_The request:_ Strip the pictures and reproduce the rest of the listing exactly.

Records from a collection:
****************************************
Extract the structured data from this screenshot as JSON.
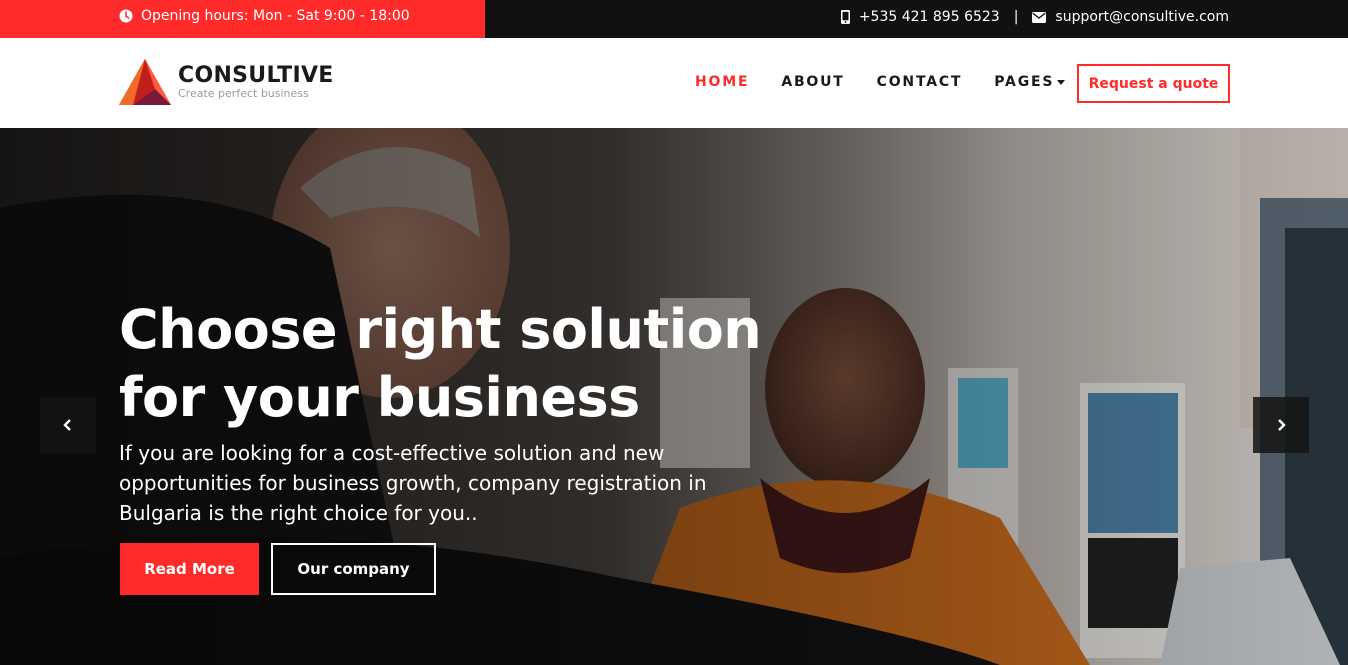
{
  "topbar": {
    "hours": "Opening hours: Mon - Sat 9:00 - 18:00",
    "phone": "+535 421 895 6523",
    "separator": "|",
    "email": "support@consultive.com"
  },
  "header": {
    "brand": "CONSULTIVE",
    "tagline": "Create perfect business",
    "nav": [
      {
        "label": "HOME",
        "active": true
      },
      {
        "label": "ABOUT",
        "active": false
      },
      {
        "label": "CONTACT",
        "active": false
      },
      {
        "label": "PAGES",
        "active": false
      }
    ],
    "quote_button": "Request a quote"
  },
  "hero": {
    "title": "Choose right solution for your business",
    "text": "If you are looking for a cost-effective solution and new opportunities for business growth, company registration in Bulgaria is the right choice for you..",
    "primary_button": "Read More",
    "secondary_button": "Our company"
  },
  "colors": {
    "accent": "#ff2a2a",
    "topbar": "#111111"
  },
  "icons": {
    "hours": "clock-icon",
    "phone": "phone-icon",
    "email": "envelope-icon",
    "prev": "chevron-left-icon",
    "next": "chevron-right-icon"
  }
}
****************************************
_Written response:_
Extract the structured data from this screenshot as JSON.
{
  "topbar": {
    "hours": "Opening hours: Mon - Sat 9:00 - 18:00",
    "phone": "+535 421 895 6523",
    "separator": "|",
    "email": "support@consultive.com"
  },
  "header": {
    "brand": "CONSULTIVE",
    "tagline": "Create perfect business",
    "nav": [
      {
        "label": "HOME",
        "active": true
      },
      {
        "label": "ABOUT",
        "active": false
      },
      {
        "label": "CONTACT",
        "active": false
      },
      {
        "label": "PAGES",
        "active": false
      }
    ],
    "quote_button": "Request a quote"
  },
  "hero": {
    "title": "Choose right solution for your business",
    "text": "If you are looking for a cost-effective solution and new opportunities for business growth, company registration in Bulgaria is the right choice for you..",
    "primary_button": "Read More",
    "secondary_button": "Our company"
  },
  "colors": {
    "accent": "#ff2a2a",
    "topbar": "#111111"
  },
  "icons": {
    "hours": "clock-icon",
    "phone": "phone-icon",
    "email": "envelope-icon",
    "prev": "chevron-left-icon",
    "next": "chevron-right-icon"
  }
}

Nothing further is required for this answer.